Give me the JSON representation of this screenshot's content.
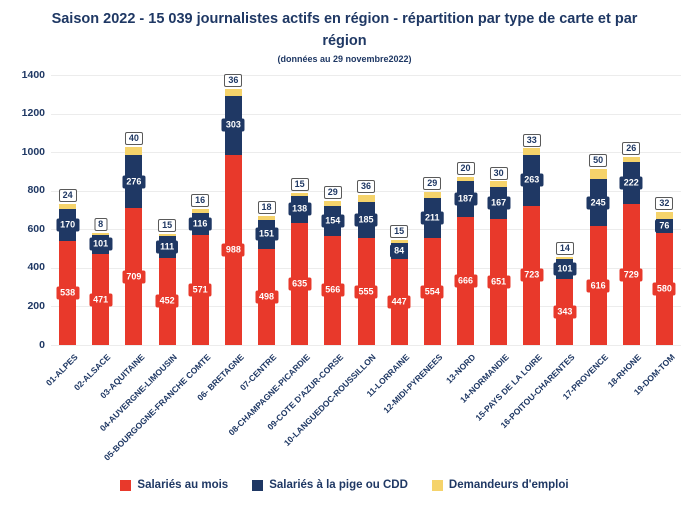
{
  "chart_data": {
    "type": "bar",
    "stacked": true,
    "title": "Saison 2022 - 15 039 journalistes actifs en région - répartition par type de carte et par région",
    "subtitle": "(données au 29 novembre2022)",
    "categories": [
      "01-ALPES",
      "02-ALSACE",
      "03-AQUITAINE",
      "04-AUVERGNE-LIMOUSIN",
      "05-BOURGOGNE-FRANCHE COMTE",
      "06- BRETAGNE",
      "07-CENTRE",
      "08-CHAMPAGNE-PICARDIE",
      "09-COTE D'AZUR-CORSE",
      "10-LANGUEDOC-ROUSSILLON",
      "11-LORRAINE",
      "12-MIDI-PYRENEES",
      "13-NORD",
      "14-NORMANDIE",
      "15-PAYS DE LA LOIRE",
      "16-POITOU-CHARENTES",
      "17-PROVENCE",
      "18-RHONE",
      "19-DOM-TOM"
    ],
    "series": [
      {
        "name": "Salariés au mois",
        "color": "#e8392b",
        "values": [
          538,
          471,
          709,
          452,
          571,
          988,
          498,
          635,
          566,
          555,
          447,
          554,
          666,
          651,
          723,
          343,
          616,
          729,
          580
        ]
      },
      {
        "name": "Salariés à la pige ou CDD",
        "color": "#1f3864",
        "values": [
          170,
          101,
          276,
          111,
          116,
          303,
          151,
          138,
          154,
          185,
          84,
          211,
          187,
          167,
          263,
          101,
          245,
          222,
          76
        ]
      },
      {
        "name": "Demandeurs d'emploi",
        "color": "#f5d36b",
        "values": [
          24,
          8,
          40,
          15,
          16,
          36,
          18,
          15,
          29,
          36,
          15,
          29,
          20,
          30,
          33,
          14,
          50,
          26,
          32
        ]
      }
    ],
    "ylim": [
      0,
      1400
    ],
    "yticks": [
      0,
      200,
      400,
      600,
      800,
      1000,
      1200,
      1400
    ],
    "grid": true,
    "legend_position": "bottom",
    "title_color": "#1f3864",
    "grid_color": "#ececec",
    "value_label_text_color": "#ffffff",
    "top_label_border_color": "#595959",
    "background_color": "#ffffff"
  }
}
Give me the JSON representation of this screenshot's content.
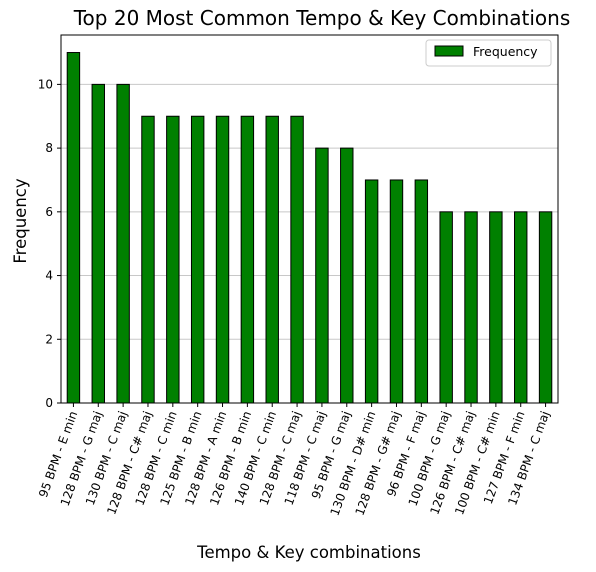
{
  "chart_data": {
    "type": "bar",
    "title": "Top 20 Most Common Tempo & Key Combinations",
    "xlabel": "Tempo & Key combinations",
    "ylabel": "Frequency",
    "ylim": [
      0,
      11.55
    ],
    "yticks": [
      0,
      2,
      4,
      6,
      8,
      10
    ],
    "grid": "horizontal",
    "legend_position": "top-right",
    "categories": [
      "95 BPM - E min",
      "128 BPM - G maj",
      "130 BPM - C maj",
      "128 BPM - C# maj",
      "128 BPM - C min",
      "125 BPM - B min",
      "128 BPM - A min",
      "126 BPM - B min",
      "140 BPM - C min",
      "128 BPM - C maj",
      "118 BPM - C maj",
      "95 BPM - G maj",
      "130 BPM - D# min",
      "128 BPM - G# maj",
      "96 BPM - F maj",
      "100 BPM - G maj",
      "126 BPM - C# maj",
      "100 BPM - C# min",
      "127 BPM - F min",
      "134 BPM - C maj"
    ],
    "series": [
      {
        "name": "Frequency",
        "color": "#008000",
        "values": [
          11,
          10,
          10,
          9,
          9,
          9,
          9,
          9,
          9,
          9,
          8,
          8,
          7,
          7,
          7,
          6,
          6,
          6,
          6,
          6
        ]
      }
    ]
  }
}
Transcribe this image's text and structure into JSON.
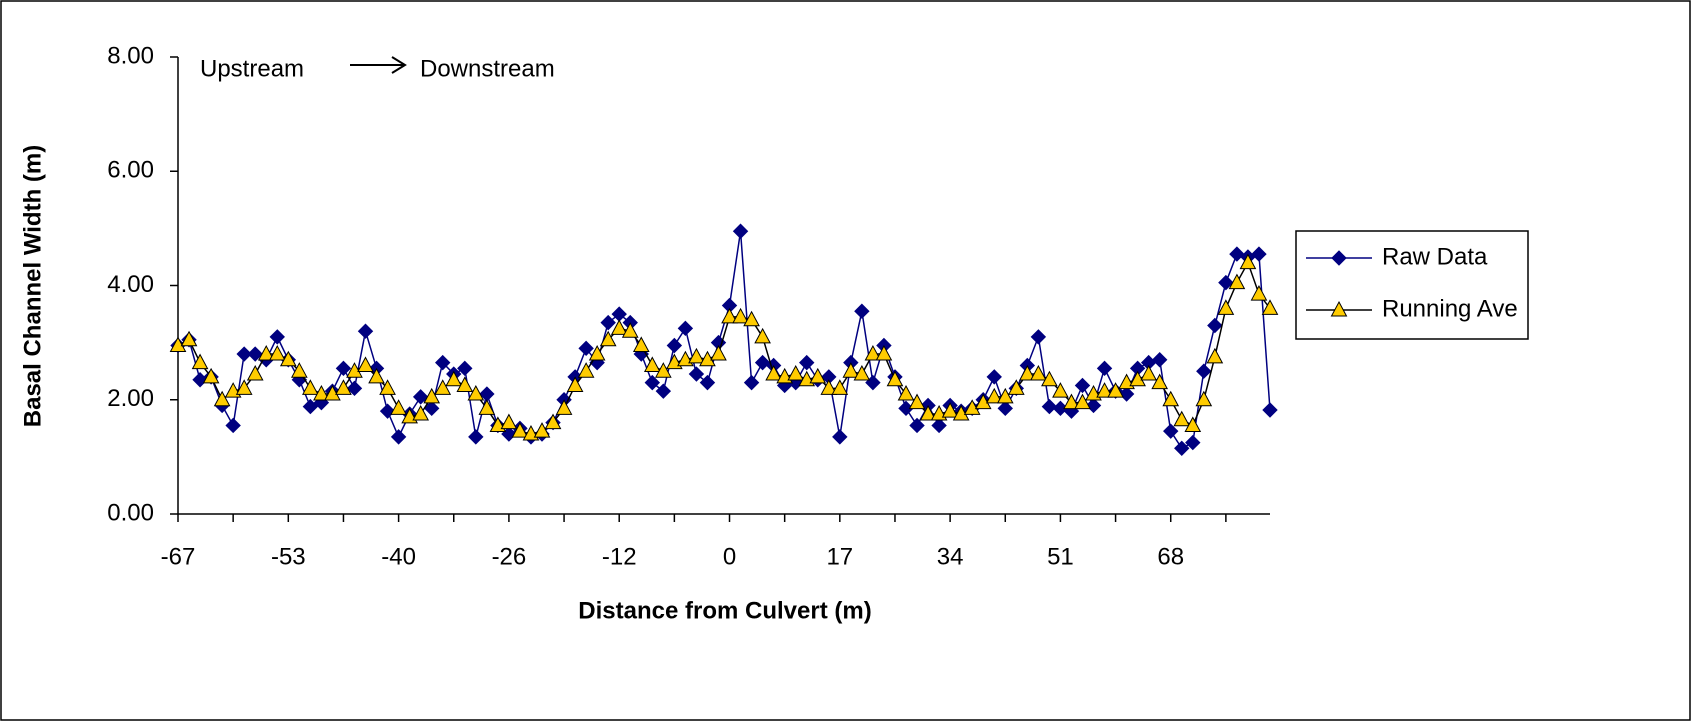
────────────────────
EXERCISE PROMPT: Copy all the lines of data exactly as they appear, dropping any images.

FINAL RESULT:
Give me the JSON representation of this screenshot's content.
{
  "chart_data": {
    "type": "bar",
    "stacked": true,
    "title": "Saison 2022 - 15 039 journalistes actifs en région - répartition par type de carte et par région",
    "subtitle": "(données au 29 novembre2022)",
    "categories": [
      "01-ALPES",
      "02-ALSACE",
      "03-AQUITAINE",
      "04-AUVERGNE-LIMOUSIN",
      "05-BOURGOGNE-FRANCHE COMTE",
      "06- BRETAGNE",
      "07-CENTRE",
      "08-CHAMPAGNE-PICARDIE",
      "09-COTE D'AZUR-CORSE",
      "10-LANGUEDOC-ROUSSILLON",
      "11-LORRAINE",
      "12-MIDI-PYRENEES",
      "13-NORD",
      "14-NORMANDIE",
      "15-PAYS DE LA LOIRE",
      "16-POITOU-CHARENTES",
      "17-PROVENCE",
      "18-RHONE",
      "19-DOM-TOM"
    ],
    "series": [
      {
        "name": "Salariés au mois",
        "color": "#e8392b",
        "values": [
          538,
          471,
          709,
          452,
          571,
          988,
          498,
          635,
          566,
          555,
          447,
          554,
          666,
          651,
          723,
          343,
          616,
          729,
          580
        ]
      },
      {
        "name": "Salariés à la pige ou CDD",
        "color": "#1f3864",
        "values": [
          170,
          101,
          276,
          111,
          116,
          303,
          151,
          138,
          154,
          185,
          84,
          211,
          187,
          167,
          263,
          101,
          245,
          222,
          76
        ]
      },
      {
        "name": "Demandeurs d'emploi",
        "color": "#f5d36b",
        "values": [
          24,
          8,
          40,
          15,
          16,
          36,
          18,
          15,
          29,
          36,
          15,
          29,
          20,
          30,
          33,
          14,
          50,
          26,
          32
        ]
      }
    ],
    "ylim": [
      0,
      1400
    ],
    "yticks": [
      0,
      200,
      400,
      600,
      800,
      1000,
      1200,
      1400
    ],
    "grid": true,
    "legend_position": "bottom",
    "title_color": "#1f3864",
    "grid_color": "#ececec",
    "value_label_text_color": "#ffffff",
    "top_label_border_color": "#595959",
    "background_color": "#ffffff"
  }
}
Give me the JSON representation of this screenshot's content.
{
  "chart_data": {
    "type": "bar",
    "title": "Top 20 Most Common Tempo & Key Combinations",
    "xlabel": "Tempo & Key combinations",
    "ylabel": "Frequency",
    "ylim": [
      0,
      11.55
    ],
    "yticks": [
      0,
      2,
      4,
      6,
      8,
      10
    ],
    "grid": "horizontal",
    "legend_position": "top-right",
    "categories": [
      "95 BPM - E min",
      "128 BPM - G maj",
      "130 BPM - C maj",
      "128 BPM - C# maj",
      "128 BPM - C min",
      "125 BPM - B min",
      "128 BPM - A min",
      "126 BPM - B min",
      "140 BPM - C min",
      "128 BPM - C maj",
      "118 BPM - C maj",
      "95 BPM - G maj",
      "130 BPM - D# min",
      "128 BPM - G# maj",
      "96 BPM - F maj",
      "100 BPM - G maj",
      "126 BPM - C# maj",
      "100 BPM - C# min",
      "127 BPM - F min",
      "134 BPM - C maj"
    ],
    "series": [
      {
        "name": "Frequency",
        "color": "#008000",
        "values": [
          11,
          10,
          10,
          9,
          9,
          9,
          9,
          9,
          9,
          9,
          8,
          8,
          7,
          7,
          7,
          6,
          6,
          6,
          6,
          6
        ]
      }
    ]
  }
}
Transcribe this image's text and structure into JSON.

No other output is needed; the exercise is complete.